[Excerpt from a dataset]
·····

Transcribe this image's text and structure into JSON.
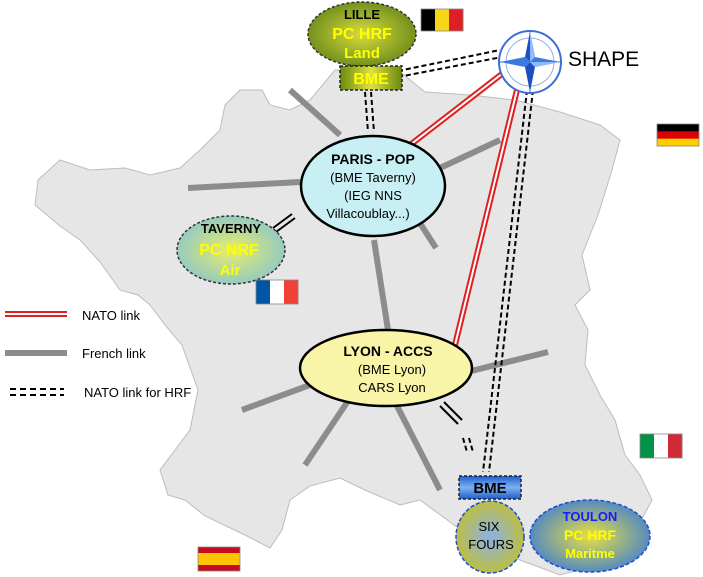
{
  "nodes": {
    "lille": {
      "lines": [
        "LILLE",
        "PC HRF",
        "Land"
      ]
    },
    "bme_north": {
      "label": "BME"
    },
    "shape": {
      "label": "SHAPE"
    },
    "paris": {
      "lines": [
        "PARIS - POP",
        "(BME Taverny)",
        "(IEG NNS",
        "Villacoublay...)"
      ]
    },
    "taverny": {
      "lines": [
        "TAVERNY",
        "PC NRF",
        "Air"
      ]
    },
    "lyon": {
      "lines": [
        "LYON - ACCS",
        "(BME Lyon)",
        "CARS Lyon"
      ]
    },
    "bme_south": {
      "label": "BME"
    },
    "six_fours": {
      "lines": [
        "SIX",
        "FOURS"
      ]
    },
    "toulon": {
      "lines": [
        "TOULON",
        "PC HRF",
        "Maritme"
      ]
    }
  },
  "legend": {
    "nato_link": "NATO link",
    "french_link": "French link",
    "nato_hrf_link": "NATO link for HRF"
  },
  "flags": {
    "belgium": [
      "#000000",
      "#f7d618",
      "#e01e25"
    ],
    "germany": [
      "#000000",
      "#dd0000",
      "#ffce00"
    ],
    "france": [
      "#0055a4",
      "#ffffff",
      "#ef4135"
    ],
    "italy": [
      "#009246",
      "#ffffff",
      "#ce2b37"
    ],
    "spain": [
      "#c60b1e",
      "#ffc400",
      "#c60b1e"
    ]
  },
  "colors": {
    "map_fill": "#e6e6e6",
    "nato_link": "#e02020",
    "french_link": "#8c8c8c",
    "paris_fill": "#c8f0f4",
    "lyon_fill": "#f8f4a8",
    "hrf_text_yellow": "#ffff00",
    "toulon_text": "#1a1aff"
  },
  "icons": {
    "shape": "compass-rose-icon"
  }
}
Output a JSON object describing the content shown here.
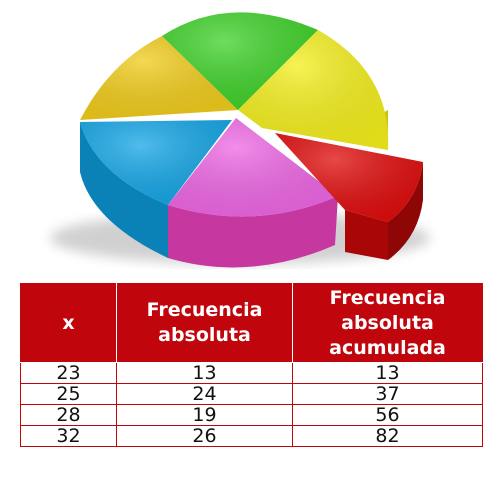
{
  "illustration": {
    "icon": "pie-chart-3d-icon",
    "slices": [
      {
        "name": "green",
        "color": "#3fd22a"
      },
      {
        "name": "yellow-right",
        "color": "#f4ef1c"
      },
      {
        "name": "red",
        "color": "#e00c0c"
      },
      {
        "name": "pink",
        "color": "#ee67e4"
      },
      {
        "name": "blue",
        "color": "#15a6e6"
      },
      {
        "name": "yellow-left",
        "color": "#f1cc1b"
      }
    ]
  },
  "table": {
    "header_color": "#c0050c",
    "headers": [
      {
        "lines": [
          "x"
        ]
      },
      {
        "lines": [
          "Frecuencia",
          "absoluta"
        ]
      },
      {
        "lines": [
          "Frecuencia",
          "absoluta",
          "acumulada"
        ]
      }
    ],
    "rows": [
      [
        "23",
        "13",
        "13"
      ],
      [
        "25",
        "24",
        "37"
      ],
      [
        "28",
        "19",
        "56"
      ],
      [
        "32",
        "26",
        "82"
      ]
    ]
  }
}
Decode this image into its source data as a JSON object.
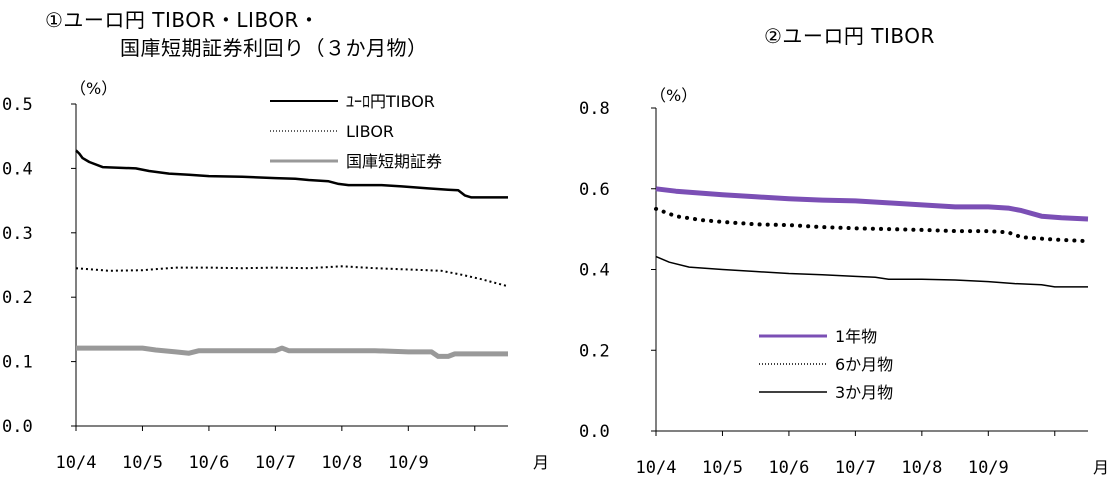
{
  "chart_data": [
    {
      "type": "line",
      "title_line1": "①ユーロ円 TIBOR・LIBOR・",
      "title_line2": "国庫短期証券利回り（３か月物）",
      "unit_label": "（%）",
      "x_suffix": "月",
      "categories": [
        "10/4",
        "10/5",
        "10/6",
        "10/7",
        "10/8",
        "10/9"
      ],
      "ylim": [
        0.0,
        0.5
      ],
      "yticks": [
        "0.0",
        "0.1",
        "0.2",
        "0.3",
        "0.4",
        "0.5"
      ],
      "legend_position": "top-right",
      "series": [
        {
          "name": "ﾕｰﾛ円TIBOR",
          "color": "#000000",
          "style": "solid",
          "width": 2.5,
          "points": [
            [
              0.0,
              0.428
            ],
            [
              0.05,
              0.423
            ],
            [
              0.1,
              0.416
            ],
            [
              0.2,
              0.41
            ],
            [
              0.4,
              0.402
            ],
            [
              0.9,
              0.4
            ],
            [
              1.1,
              0.396
            ],
            [
              1.4,
              0.392
            ],
            [
              1.7,
              0.39
            ],
            [
              2.0,
              0.388
            ],
            [
              2.5,
              0.387
            ],
            [
              3.0,
              0.385
            ],
            [
              3.3,
              0.384
            ],
            [
              3.5,
              0.382
            ],
            [
              3.8,
              0.38
            ],
            [
              3.95,
              0.376
            ],
            [
              4.1,
              0.374
            ],
            [
              4.6,
              0.374
            ],
            [
              4.9,
              0.372
            ],
            [
              5.3,
              0.369
            ],
            [
              5.6,
              0.367
            ],
            [
              5.75,
              0.366
            ],
            [
              5.85,
              0.358
            ],
            [
              5.95,
              0.355
            ],
            [
              6.3,
              0.355
            ],
            [
              6.5,
              0.355
            ]
          ]
        },
        {
          "name": "LIBOR",
          "color": "#000000",
          "style": "dotted",
          "width": 2,
          "points": [
            [
              0.0,
              0.245
            ],
            [
              0.5,
              0.241
            ],
            [
              1.0,
              0.242
            ],
            [
              1.5,
              0.246
            ],
            [
              2.0,
              0.246
            ],
            [
              2.5,
              0.245
            ],
            [
              3.0,
              0.246
            ],
            [
              3.5,
              0.245
            ],
            [
              4.0,
              0.248
            ],
            [
              4.5,
              0.245
            ],
            [
              5.0,
              0.243
            ],
            [
              5.5,
              0.241
            ],
            [
              5.8,
              0.235
            ],
            [
              6.1,
              0.228
            ],
            [
              6.5,
              0.217
            ]
          ]
        },
        {
          "name": "国庫短期証券",
          "color": "#999999",
          "style": "solid",
          "width": 5,
          "points": [
            [
              0.0,
              0.121
            ],
            [
              1.0,
              0.121
            ],
            [
              1.2,
              0.118
            ],
            [
              1.5,
              0.115
            ],
            [
              1.7,
              0.113
            ],
            [
              1.85,
              0.117
            ],
            [
              2.5,
              0.117
            ],
            [
              3.0,
              0.117
            ],
            [
              3.1,
              0.121
            ],
            [
              3.2,
              0.117
            ],
            [
              4.0,
              0.117
            ],
            [
              4.5,
              0.117
            ],
            [
              5.0,
              0.115
            ],
            [
              5.35,
              0.115
            ],
            [
              5.45,
              0.108
            ],
            [
              5.6,
              0.108
            ],
            [
              5.7,
              0.112
            ],
            [
              6.0,
              0.112
            ],
            [
              6.5,
              0.112
            ]
          ]
        }
      ]
    },
    {
      "type": "line",
      "title": "②ユーロ円 TIBOR",
      "unit_label": "（%）",
      "x_suffix": "月",
      "categories": [
        "10/4",
        "10/5",
        "10/6",
        "10/7",
        "10/8",
        "10/9"
      ],
      "ylim": [
        0.0,
        0.8
      ],
      "yticks": [
        "0.0",
        "0.2",
        "0.4",
        "0.6",
        "0.8"
      ],
      "legend_position": "bottom-left",
      "series": [
        {
          "name": "1年物",
          "color": "#7b4fb5",
          "style": "solid",
          "width": 5,
          "points": [
            [
              0.0,
              0.6
            ],
            [
              0.3,
              0.594
            ],
            [
              0.6,
              0.59
            ],
            [
              1.0,
              0.585
            ],
            [
              1.5,
              0.58
            ],
            [
              2.0,
              0.575
            ],
            [
              2.5,
              0.572
            ],
            [
              3.0,
              0.57
            ],
            [
              3.5,
              0.565
            ],
            [
              4.0,
              0.56
            ],
            [
              4.5,
              0.555
            ],
            [
              5.0,
              0.555
            ],
            [
              5.3,
              0.552
            ],
            [
              5.5,
              0.546
            ],
            [
              5.8,
              0.532
            ],
            [
              6.1,
              0.528
            ],
            [
              6.5,
              0.525
            ]
          ]
        },
        {
          "name": "6か月物",
          "color": "#000000",
          "style": "dotted-bold",
          "width": 4,
          "points": [
            [
              0.0,
              0.55
            ],
            [
              0.3,
              0.532
            ],
            [
              0.7,
              0.522
            ],
            [
              1.0,
              0.518
            ],
            [
              1.5,
              0.512
            ],
            [
              2.0,
              0.51
            ],
            [
              2.5,
              0.505
            ],
            [
              3.0,
              0.502
            ],
            [
              3.5,
              0.5
            ],
            [
              4.0,
              0.498
            ],
            [
              4.5,
              0.495
            ],
            [
              5.0,
              0.495
            ],
            [
              5.3,
              0.492
            ],
            [
              5.5,
              0.48
            ],
            [
              6.0,
              0.474
            ],
            [
              6.5,
              0.47
            ]
          ]
        },
        {
          "name": "3か月物",
          "color": "#000000",
          "style": "solid",
          "width": 1.5,
          "points": [
            [
              0.0,
              0.432
            ],
            [
              0.2,
              0.418
            ],
            [
              0.5,
              0.406
            ],
            [
              1.0,
              0.4
            ],
            [
              1.5,
              0.395
            ],
            [
              2.0,
              0.39
            ],
            [
              2.5,
              0.387
            ],
            [
              3.0,
              0.383
            ],
            [
              3.3,
              0.381
            ],
            [
              3.5,
              0.376
            ],
            [
              4.0,
              0.376
            ],
            [
              4.5,
              0.374
            ],
            [
              5.0,
              0.37
            ],
            [
              5.4,
              0.365
            ],
            [
              5.8,
              0.362
            ],
            [
              6.0,
              0.357
            ],
            [
              6.5,
              0.357
            ]
          ]
        }
      ]
    }
  ]
}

·····

» Task requirements
Return each line of the listing that holds the string "image".

» The output
Transcribe this image's text and structure into JSON.
Decode this image into its source data as a JSON object.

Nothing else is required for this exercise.